Figure content listings
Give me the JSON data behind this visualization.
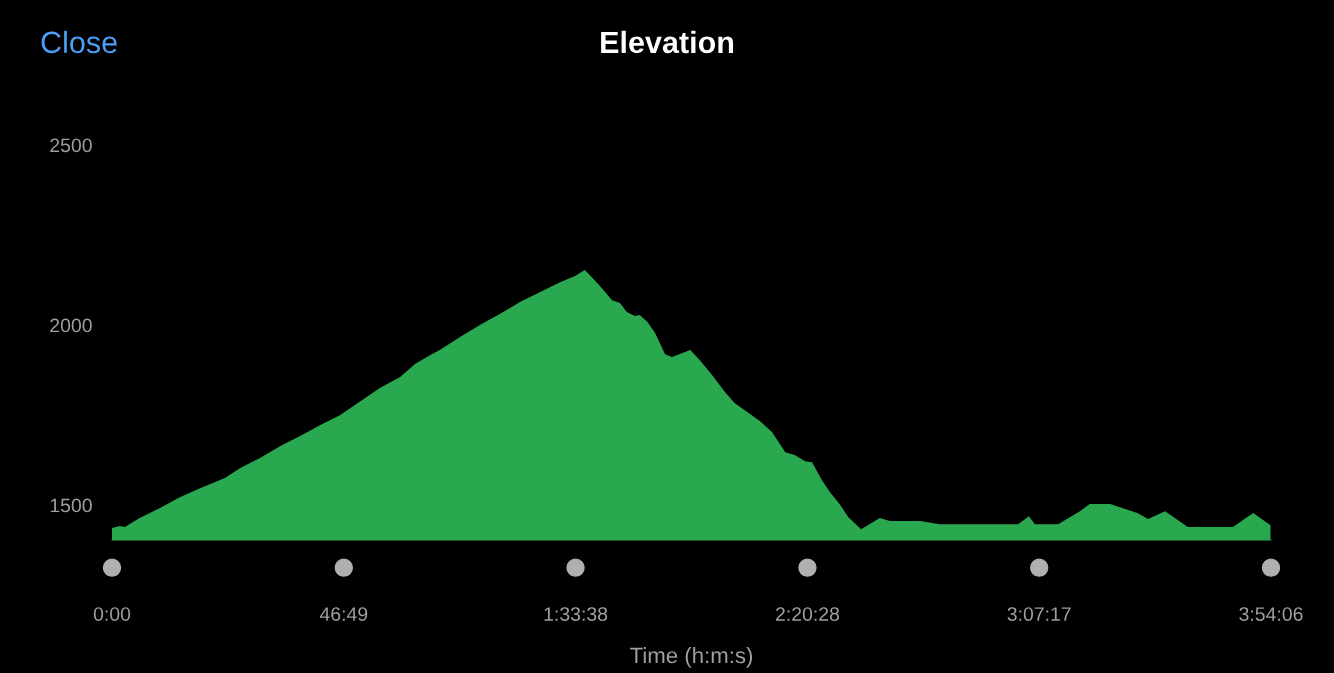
{
  "chart_data": {
    "type": "area",
    "title": "Elevation",
    "xlabel": "Time (h:m:s)",
    "annotations": [
      "Close"
    ],
    "x": [
      0,
      1.6,
      2.6,
      5.6,
      9.7,
      13.7,
      17.8,
      22.8,
      25.9,
      29.9,
      34.0,
      38.0,
      42.0,
      46.1,
      48.1,
      54.1,
      58.2,
      61.2,
      64.3,
      66.2,
      70.3,
      74.3,
      78.4,
      82.4,
      86.5,
      90.5,
      93.5,
      95.5,
      96.5,
      98.6,
      101.0,
      102.6,
      104.0,
      105.6,
      106.6,
      108.2,
      109.7,
      111.7,
      113.1,
      116.8,
      118.7,
      121.2,
      123.8,
      125.8,
      128.9,
      130.9,
      133.3,
      136.0,
      137.9,
      140.0,
      141.4,
      143.4,
      145.0,
      147.1,
      148.7,
      151.3,
      155.1,
      157.1,
      163.2,
      167.2,
      181.4,
      183.0,
      185.2,
      186.4,
      191.1,
      195.5,
      197.5,
      201.6,
      207.1,
      209.3,
      212.7,
      217.3,
      226.4,
      230.5,
      234.0
    ],
    "values": [
      1436,
      1442,
      1439,
      1464,
      1492,
      1522,
      1547,
      1575,
      1603,
      1631,
      1664,
      1692,
      1722,
      1750,
      1769,
      1825,
      1856,
      1892,
      1917,
      1931,
      1967,
      2000,
      2031,
      2064,
      2092,
      2119,
      2136,
      2153,
      2139,
      2108,
      2069,
      2061,
      2036,
      2025,
      2028,
      2008,
      1978,
      1919,
      1911,
      1931,
      1903,
      1861,
      1814,
      1783,
      1753,
      1733,
      1703,
      1647,
      1639,
      1622,
      1619,
      1569,
      1536,
      1500,
      1467,
      1433,
      1464,
      1456,
      1456,
      1447,
      1447,
      1447,
      1469,
      1447,
      1447,
      1483,
      1503,
      1503,
      1478,
      1461,
      1483,
      1439,
      1439,
      1478,
      1444
    ],
    "color": "#2aa84f",
    "xlim": [
      0,
      234.1
    ],
    "xticks": [
      {
        "value": 0,
        "label": "0:00"
      },
      {
        "value": 46.82,
        "label": "46:49"
      },
      {
        "value": 93.63,
        "label": "1:33:38"
      },
      {
        "value": 140.47,
        "label": "2:20:28"
      },
      {
        "value": 187.28,
        "label": "3:07:17"
      },
      {
        "value": 234.1,
        "label": "3:54:06"
      }
    ],
    "ylim": [
      1403,
      2500
    ],
    "yticks": [
      1500,
      2000,
      2500
    ],
    "grid": false
  }
}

**Exercise objective:** Without the pictures, write out all of the material exactly.

**Correct output:**
Give me the JSON data behind this visualization.
{
  "chart_data": {
    "type": "area",
    "title": "Elevation",
    "xlabel": "Time (h:m:s)",
    "annotations": [
      "Close"
    ],
    "x": [
      0,
      1.6,
      2.6,
      5.6,
      9.7,
      13.7,
      17.8,
      22.8,
      25.9,
      29.9,
      34.0,
      38.0,
      42.0,
      46.1,
      48.1,
      54.1,
      58.2,
      61.2,
      64.3,
      66.2,
      70.3,
      74.3,
      78.4,
      82.4,
      86.5,
      90.5,
      93.5,
      95.5,
      96.5,
      98.6,
      101.0,
      102.6,
      104.0,
      105.6,
      106.6,
      108.2,
      109.7,
      111.7,
      113.1,
      116.8,
      118.7,
      121.2,
      123.8,
      125.8,
      128.9,
      130.9,
      133.3,
      136.0,
      137.9,
      140.0,
      141.4,
      143.4,
      145.0,
      147.1,
      148.7,
      151.3,
      155.1,
      157.1,
      163.2,
      167.2,
      181.4,
      183.0,
      185.2,
      186.4,
      191.1,
      195.5,
      197.5,
      201.6,
      207.1,
      209.3,
      212.7,
      217.3,
      226.4,
      230.5,
      234.0
    ],
    "values": [
      1436,
      1442,
      1439,
      1464,
      1492,
      1522,
      1547,
      1575,
      1603,
      1631,
      1664,
      1692,
      1722,
      1750,
      1769,
      1825,
      1856,
      1892,
      1917,
      1931,
      1967,
      2000,
      2031,
      2064,
      2092,
      2119,
      2136,
      2153,
      2139,
      2108,
      2069,
      2061,
      2036,
      2025,
      2028,
      2008,
      1978,
      1919,
      1911,
      1931,
      1903,
      1861,
      1814,
      1783,
      1753,
      1733,
      1703,
      1647,
      1639,
      1622,
      1619,
      1569,
      1536,
      1500,
      1467,
      1433,
      1464,
      1456,
      1456,
      1447,
      1447,
      1447,
      1469,
      1447,
      1447,
      1483,
      1503,
      1503,
      1478,
      1461,
      1483,
      1439,
      1439,
      1478,
      1444
    ],
    "color": "#2aa84f",
    "xlim": [
      0,
      234.1
    ],
    "xticks": [
      {
        "value": 0,
        "label": "0:00"
      },
      {
        "value": 46.82,
        "label": "46:49"
      },
      {
        "value": 93.63,
        "label": "1:33:38"
      },
      {
        "value": 140.47,
        "label": "2:20:28"
      },
      {
        "value": 187.28,
        "label": "3:07:17"
      },
      {
        "value": 234.1,
        "label": "3:54:06"
      }
    ],
    "ylim": [
      1403,
      2500
    ],
    "yticks": [
      1500,
      2000,
      2500
    ],
    "grid": false
  }
}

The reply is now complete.